**SUPPLIED PASSAGE**
--------------------

BCG and Adverse Events in the Context of Leprosy

Abstract

Background: Notwithstanding its beneficial immunoprophylactic outcomes regarding leprosy and childhood TB, BCG vaccination may cause adverse events, particularly of the skin. However, this local hyper-immune reactivity cannot be predicted before vaccination, nor is its association with protection against leprosy known. In this study we investigated the occurrence of adverse events after BCG (re)vaccination in contacts of leprosy patients and analyzed whether the concomitant systemic anti-mycobacterial immunity was associated with these skin manifestations.

Methods: Within a randomized controlled BCG vaccination trial in Bangladesh, 14,828 contacts of newly diagnosed leprosy patients received BCG vaccination between 2012 and 2017 and were examined for adverse events 8 to 12 weeks post-vaccination. From a selection of vaccinated contacts, venous blood was obtained at follow-up examination and stimulated with Mycobacterium leprae (M. leprae) antigens in overnight whole-blood assays (WBA). M. leprae phenolic glycolipid-I-specific antibodies and 32 cytokines were determined in WBAs of 13 individuals with and 13 individuals without adverse events after vaccination.

--------------------

**TASK TO COMPLETE**
Please copy the BCG and leprosy abstract above word for word, from its title through the end of the Methods paragraph.

Dataset rows
--------------------

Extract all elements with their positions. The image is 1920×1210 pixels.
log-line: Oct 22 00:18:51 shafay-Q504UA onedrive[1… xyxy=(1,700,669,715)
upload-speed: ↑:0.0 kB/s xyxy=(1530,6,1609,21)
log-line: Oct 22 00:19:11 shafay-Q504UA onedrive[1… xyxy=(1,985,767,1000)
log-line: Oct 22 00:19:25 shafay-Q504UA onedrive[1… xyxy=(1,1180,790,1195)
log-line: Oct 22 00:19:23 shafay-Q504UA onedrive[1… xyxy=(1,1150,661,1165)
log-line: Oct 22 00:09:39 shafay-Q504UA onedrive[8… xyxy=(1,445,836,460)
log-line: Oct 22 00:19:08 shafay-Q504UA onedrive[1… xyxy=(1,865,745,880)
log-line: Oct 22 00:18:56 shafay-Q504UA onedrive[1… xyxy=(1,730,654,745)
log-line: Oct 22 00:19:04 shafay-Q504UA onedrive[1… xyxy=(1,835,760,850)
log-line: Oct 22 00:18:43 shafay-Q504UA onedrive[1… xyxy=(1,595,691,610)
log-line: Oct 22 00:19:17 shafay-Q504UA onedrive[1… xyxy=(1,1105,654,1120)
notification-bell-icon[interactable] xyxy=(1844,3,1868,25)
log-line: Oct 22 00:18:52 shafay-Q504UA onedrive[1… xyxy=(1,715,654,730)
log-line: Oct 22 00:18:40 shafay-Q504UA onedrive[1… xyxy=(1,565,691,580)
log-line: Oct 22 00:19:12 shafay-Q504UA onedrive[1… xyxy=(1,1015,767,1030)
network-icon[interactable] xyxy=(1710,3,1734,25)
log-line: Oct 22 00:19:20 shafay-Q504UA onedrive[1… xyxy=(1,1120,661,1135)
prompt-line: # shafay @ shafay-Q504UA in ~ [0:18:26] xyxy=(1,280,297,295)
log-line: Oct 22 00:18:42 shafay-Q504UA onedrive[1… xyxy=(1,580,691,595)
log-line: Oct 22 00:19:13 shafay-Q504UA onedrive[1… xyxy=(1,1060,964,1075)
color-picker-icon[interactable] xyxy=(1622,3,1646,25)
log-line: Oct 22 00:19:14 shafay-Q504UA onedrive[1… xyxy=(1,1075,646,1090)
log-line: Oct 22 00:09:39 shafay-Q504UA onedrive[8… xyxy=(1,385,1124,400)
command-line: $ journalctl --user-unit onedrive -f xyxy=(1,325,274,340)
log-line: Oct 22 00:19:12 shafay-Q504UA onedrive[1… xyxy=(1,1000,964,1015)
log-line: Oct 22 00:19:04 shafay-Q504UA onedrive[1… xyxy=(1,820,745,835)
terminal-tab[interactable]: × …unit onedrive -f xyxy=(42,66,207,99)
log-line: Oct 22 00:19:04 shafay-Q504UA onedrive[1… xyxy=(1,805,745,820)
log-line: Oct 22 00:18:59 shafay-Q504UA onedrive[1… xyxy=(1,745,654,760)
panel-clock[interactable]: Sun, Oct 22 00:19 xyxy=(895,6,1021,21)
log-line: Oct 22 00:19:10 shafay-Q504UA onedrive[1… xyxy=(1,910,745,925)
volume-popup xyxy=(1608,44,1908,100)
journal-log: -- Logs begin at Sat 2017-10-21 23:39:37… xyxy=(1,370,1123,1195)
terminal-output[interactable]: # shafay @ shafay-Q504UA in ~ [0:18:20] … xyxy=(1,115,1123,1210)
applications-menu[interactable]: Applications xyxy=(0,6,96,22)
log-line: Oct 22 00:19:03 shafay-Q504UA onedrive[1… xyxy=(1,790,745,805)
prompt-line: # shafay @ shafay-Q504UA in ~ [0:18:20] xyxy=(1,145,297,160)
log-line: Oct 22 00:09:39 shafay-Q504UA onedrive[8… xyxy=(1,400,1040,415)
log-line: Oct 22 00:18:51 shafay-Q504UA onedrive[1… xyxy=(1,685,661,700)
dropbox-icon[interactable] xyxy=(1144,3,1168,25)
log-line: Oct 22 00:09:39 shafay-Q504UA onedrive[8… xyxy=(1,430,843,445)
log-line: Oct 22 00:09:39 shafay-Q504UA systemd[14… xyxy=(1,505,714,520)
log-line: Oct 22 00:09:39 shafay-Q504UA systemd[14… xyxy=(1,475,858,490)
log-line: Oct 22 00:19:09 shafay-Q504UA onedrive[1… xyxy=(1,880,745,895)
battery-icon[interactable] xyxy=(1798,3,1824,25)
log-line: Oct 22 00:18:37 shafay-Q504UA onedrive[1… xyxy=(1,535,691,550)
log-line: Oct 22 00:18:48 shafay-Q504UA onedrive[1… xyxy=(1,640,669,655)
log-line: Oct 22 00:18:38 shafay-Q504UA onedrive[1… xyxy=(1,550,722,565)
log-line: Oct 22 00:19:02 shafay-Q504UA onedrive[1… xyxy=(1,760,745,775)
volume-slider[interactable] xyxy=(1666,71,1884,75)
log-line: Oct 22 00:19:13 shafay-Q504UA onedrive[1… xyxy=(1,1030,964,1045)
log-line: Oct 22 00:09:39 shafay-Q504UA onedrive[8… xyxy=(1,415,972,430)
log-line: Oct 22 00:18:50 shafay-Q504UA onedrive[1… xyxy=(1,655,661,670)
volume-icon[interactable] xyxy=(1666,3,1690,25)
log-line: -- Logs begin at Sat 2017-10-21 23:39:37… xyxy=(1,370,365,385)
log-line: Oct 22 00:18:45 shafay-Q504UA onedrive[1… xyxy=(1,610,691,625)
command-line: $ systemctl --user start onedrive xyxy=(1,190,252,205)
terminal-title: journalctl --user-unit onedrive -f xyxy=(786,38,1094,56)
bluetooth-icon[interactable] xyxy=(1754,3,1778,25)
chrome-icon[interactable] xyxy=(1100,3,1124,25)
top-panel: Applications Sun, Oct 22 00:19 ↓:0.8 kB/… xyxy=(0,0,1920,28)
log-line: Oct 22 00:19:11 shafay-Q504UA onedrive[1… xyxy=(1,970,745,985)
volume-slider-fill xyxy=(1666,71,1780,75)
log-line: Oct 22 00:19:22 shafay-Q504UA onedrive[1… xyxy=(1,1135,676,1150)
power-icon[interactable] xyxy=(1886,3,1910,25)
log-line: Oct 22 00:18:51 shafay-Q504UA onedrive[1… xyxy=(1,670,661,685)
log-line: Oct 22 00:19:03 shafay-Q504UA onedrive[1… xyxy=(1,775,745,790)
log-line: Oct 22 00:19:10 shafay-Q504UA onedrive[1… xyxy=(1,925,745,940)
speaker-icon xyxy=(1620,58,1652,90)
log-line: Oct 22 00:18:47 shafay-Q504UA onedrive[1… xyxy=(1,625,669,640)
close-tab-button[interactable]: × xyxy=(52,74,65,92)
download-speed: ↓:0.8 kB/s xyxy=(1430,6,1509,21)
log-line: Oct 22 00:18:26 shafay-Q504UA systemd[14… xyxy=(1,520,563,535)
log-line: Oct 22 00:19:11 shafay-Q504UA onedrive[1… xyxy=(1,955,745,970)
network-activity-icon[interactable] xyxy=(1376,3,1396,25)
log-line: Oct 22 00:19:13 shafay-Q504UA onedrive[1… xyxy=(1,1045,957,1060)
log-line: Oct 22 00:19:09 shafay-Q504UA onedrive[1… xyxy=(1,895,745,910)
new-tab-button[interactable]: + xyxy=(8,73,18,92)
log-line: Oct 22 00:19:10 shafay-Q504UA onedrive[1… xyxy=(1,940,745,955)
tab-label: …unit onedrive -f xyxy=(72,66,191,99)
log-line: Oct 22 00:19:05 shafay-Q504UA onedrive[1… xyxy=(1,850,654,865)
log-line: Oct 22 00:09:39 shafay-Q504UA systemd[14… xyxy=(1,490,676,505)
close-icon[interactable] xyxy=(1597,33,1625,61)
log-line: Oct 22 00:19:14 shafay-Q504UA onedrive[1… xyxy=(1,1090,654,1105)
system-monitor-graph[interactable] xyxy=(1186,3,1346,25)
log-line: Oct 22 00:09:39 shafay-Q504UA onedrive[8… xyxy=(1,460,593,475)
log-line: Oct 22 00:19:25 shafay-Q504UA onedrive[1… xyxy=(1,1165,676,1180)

--------------------

**RESPONSE AREA**
BCG and Adverse Events in the Context of Leprosy

Abstract

Background: Notwithstanding its beneficial immunoprophylactic outcomes regarding leprosy and childhood TB, BCG vaccination may cause adverse events, particularly of the skin. However, this local hyper-immune reactivity cannot be predicted before vaccination, nor is its association with protection against leprosy known. In this study we investigated the occurrence of adverse events after BCG (re)vaccination in contacts of leprosy patients and analyzed whether the concomitant systemic anti-mycobacterial immunity was associated with these skin manifestations.

Methods: Within a randomized controlled BCG vaccination trial in Bangladesh, 14,828 contacts of newly diagnosed leprosy patients received BCG vaccination between 2012 and 2017 and were examined for adverse events 8 to 12 weeks post-vaccination. From a selection of vaccinated contacts, venous blood was obtained at follow-up examination and stimulated with Mycobacterium leprae (M. leprae) antigens in overnight whole-blood assays (WBA). M. leprae phenolic glycolipid-I-specific antibodies and 32 cytokines were determined in WBAs of 13 individuals with and 13 individuals without adverse events after vaccination.